**To do**
Copy every line in which the string "помощи" occurs.

Stored records
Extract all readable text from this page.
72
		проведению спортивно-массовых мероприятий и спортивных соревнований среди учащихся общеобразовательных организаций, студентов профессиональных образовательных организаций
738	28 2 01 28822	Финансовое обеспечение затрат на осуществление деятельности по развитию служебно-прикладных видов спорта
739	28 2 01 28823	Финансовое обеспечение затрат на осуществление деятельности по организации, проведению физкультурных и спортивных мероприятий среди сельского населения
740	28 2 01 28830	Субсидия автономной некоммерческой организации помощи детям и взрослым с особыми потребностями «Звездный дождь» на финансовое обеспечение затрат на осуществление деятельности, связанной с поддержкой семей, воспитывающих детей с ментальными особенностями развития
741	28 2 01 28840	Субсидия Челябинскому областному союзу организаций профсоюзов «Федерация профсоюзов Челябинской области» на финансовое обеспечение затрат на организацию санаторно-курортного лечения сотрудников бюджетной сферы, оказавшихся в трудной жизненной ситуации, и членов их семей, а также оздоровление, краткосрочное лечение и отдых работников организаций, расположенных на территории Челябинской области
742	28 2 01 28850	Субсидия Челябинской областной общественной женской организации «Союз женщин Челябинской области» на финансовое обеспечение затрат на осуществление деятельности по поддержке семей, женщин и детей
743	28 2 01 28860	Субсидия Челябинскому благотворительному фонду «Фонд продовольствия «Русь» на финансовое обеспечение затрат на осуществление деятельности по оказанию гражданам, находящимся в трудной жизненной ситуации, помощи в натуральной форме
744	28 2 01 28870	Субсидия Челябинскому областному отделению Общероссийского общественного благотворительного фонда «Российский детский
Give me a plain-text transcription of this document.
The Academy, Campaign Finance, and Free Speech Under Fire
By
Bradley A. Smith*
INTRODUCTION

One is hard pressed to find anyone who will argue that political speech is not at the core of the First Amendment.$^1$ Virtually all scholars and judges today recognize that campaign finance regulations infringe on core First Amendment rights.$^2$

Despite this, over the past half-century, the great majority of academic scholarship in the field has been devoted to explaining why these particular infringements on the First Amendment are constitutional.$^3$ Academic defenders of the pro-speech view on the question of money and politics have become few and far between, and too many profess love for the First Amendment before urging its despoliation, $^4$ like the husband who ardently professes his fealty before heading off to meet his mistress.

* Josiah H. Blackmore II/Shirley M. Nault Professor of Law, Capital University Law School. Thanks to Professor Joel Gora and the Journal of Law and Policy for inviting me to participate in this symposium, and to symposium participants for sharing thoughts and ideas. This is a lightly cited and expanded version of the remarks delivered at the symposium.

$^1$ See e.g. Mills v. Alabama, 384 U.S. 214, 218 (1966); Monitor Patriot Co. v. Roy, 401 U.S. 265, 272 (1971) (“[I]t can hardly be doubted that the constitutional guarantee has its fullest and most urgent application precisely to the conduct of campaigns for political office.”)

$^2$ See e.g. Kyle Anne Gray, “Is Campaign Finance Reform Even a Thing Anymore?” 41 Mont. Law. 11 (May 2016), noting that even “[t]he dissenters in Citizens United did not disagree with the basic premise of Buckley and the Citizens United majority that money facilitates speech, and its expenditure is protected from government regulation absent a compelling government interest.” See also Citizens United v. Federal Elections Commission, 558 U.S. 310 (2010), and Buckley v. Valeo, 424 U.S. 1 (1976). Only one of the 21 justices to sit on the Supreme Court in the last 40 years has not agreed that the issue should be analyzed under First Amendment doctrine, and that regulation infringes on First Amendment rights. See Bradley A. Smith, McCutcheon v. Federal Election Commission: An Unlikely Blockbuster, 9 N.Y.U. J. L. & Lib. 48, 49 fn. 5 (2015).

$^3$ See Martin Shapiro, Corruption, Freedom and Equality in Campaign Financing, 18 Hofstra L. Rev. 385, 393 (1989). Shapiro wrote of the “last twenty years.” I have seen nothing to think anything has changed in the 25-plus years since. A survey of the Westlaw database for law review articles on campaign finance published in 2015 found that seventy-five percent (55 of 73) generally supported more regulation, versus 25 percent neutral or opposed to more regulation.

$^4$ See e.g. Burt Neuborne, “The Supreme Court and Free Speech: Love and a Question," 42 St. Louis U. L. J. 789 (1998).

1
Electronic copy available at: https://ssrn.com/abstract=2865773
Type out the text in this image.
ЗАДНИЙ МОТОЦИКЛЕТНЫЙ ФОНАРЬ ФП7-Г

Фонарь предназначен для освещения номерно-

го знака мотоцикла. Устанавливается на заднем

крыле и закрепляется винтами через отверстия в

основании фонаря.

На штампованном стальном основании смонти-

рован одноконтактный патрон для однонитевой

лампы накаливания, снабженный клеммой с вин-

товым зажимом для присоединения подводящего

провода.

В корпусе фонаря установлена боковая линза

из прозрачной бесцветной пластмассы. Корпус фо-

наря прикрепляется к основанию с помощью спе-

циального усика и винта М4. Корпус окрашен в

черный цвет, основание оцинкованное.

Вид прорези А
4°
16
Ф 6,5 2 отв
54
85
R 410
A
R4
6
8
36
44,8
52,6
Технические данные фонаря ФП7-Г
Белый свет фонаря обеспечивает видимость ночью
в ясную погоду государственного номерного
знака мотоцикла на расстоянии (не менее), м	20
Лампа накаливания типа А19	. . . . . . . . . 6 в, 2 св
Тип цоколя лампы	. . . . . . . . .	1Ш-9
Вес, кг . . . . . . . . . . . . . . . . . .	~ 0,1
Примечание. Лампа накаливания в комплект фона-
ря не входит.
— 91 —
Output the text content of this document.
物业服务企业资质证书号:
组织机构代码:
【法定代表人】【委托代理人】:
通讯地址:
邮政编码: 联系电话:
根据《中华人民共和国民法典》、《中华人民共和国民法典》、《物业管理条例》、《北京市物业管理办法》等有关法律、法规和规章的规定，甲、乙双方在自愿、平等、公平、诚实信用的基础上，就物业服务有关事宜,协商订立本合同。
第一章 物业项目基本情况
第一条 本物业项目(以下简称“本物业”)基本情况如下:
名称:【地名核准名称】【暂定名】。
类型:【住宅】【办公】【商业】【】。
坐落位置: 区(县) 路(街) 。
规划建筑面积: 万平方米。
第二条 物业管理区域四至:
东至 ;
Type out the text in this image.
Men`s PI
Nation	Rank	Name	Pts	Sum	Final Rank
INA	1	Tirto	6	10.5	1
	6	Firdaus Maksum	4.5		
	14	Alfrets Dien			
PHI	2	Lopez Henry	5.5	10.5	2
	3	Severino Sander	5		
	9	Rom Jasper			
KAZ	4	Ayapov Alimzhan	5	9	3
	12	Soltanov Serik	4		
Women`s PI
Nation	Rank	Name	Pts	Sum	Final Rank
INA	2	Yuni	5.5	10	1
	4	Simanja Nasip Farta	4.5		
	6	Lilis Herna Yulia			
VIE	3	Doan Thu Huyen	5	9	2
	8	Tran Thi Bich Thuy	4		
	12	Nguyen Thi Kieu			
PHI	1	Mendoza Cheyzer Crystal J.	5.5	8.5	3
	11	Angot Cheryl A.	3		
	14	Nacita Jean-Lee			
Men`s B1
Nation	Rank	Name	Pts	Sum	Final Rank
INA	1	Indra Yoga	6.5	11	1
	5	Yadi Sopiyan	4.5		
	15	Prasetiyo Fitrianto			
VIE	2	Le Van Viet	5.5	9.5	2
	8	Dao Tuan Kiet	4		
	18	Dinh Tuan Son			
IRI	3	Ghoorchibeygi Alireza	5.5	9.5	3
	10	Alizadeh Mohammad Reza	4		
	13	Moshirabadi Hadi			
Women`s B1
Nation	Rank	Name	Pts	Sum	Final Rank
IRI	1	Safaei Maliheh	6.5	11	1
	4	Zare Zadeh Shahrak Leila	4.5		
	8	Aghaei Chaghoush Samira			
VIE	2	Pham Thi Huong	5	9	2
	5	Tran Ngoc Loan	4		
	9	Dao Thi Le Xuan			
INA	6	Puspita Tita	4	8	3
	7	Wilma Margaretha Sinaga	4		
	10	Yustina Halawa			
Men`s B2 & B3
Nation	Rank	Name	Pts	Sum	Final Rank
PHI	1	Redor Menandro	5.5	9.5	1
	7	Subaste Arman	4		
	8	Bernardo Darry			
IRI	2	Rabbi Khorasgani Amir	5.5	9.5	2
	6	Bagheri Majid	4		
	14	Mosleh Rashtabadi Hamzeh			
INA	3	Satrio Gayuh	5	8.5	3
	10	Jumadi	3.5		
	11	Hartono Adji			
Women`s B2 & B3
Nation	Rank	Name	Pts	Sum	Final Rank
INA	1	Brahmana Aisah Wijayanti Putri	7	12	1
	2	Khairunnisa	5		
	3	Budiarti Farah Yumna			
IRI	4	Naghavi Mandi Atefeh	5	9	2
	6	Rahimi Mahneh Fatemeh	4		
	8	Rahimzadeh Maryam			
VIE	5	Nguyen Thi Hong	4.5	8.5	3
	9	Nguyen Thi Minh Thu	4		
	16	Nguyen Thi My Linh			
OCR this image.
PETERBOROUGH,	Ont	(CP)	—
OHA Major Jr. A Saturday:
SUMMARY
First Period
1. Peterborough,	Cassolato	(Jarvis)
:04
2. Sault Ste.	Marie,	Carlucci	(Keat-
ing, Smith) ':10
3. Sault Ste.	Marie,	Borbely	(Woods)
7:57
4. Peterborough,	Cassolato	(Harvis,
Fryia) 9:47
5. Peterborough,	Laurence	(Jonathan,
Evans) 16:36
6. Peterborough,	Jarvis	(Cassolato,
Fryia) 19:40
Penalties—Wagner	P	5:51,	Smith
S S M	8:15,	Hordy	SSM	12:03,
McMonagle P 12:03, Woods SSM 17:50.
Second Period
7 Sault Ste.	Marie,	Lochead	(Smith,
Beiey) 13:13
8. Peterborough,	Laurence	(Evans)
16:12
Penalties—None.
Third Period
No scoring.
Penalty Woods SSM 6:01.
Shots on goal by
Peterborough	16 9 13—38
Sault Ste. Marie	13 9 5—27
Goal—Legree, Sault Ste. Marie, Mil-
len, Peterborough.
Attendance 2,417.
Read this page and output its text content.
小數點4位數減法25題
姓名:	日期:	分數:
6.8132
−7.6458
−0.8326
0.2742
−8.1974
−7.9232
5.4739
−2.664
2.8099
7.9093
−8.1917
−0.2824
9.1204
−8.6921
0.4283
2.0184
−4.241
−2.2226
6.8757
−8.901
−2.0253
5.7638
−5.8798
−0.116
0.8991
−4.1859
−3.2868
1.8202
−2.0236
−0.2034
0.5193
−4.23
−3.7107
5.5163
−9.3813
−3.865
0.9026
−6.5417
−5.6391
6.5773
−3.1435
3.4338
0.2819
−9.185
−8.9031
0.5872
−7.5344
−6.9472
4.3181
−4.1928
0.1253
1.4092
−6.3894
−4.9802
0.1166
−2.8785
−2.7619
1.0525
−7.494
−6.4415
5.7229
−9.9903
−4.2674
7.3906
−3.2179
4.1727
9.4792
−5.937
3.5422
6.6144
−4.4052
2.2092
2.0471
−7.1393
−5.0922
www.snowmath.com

**Output for this exercise**
740	28 2 01 28830	Субсидия автономной некоммерческой организации помощи детям и взрослым с особыми потребностями «Звездный дождь» на финансовое обеспечение затрат на осуществление деятельности, связанной с поддержкой семей, воспитывающих детей с ментальными особенностями развития
743	28 2 01 28860	Субсидия Челябинскому благотворительному фонду «Фонд продовольствия «Русь» на финансовое обеспечение затрат на осуществление деятельности по оказанию гражданам, находящимся в трудной жизненной ситуации, помощи в натуральной форме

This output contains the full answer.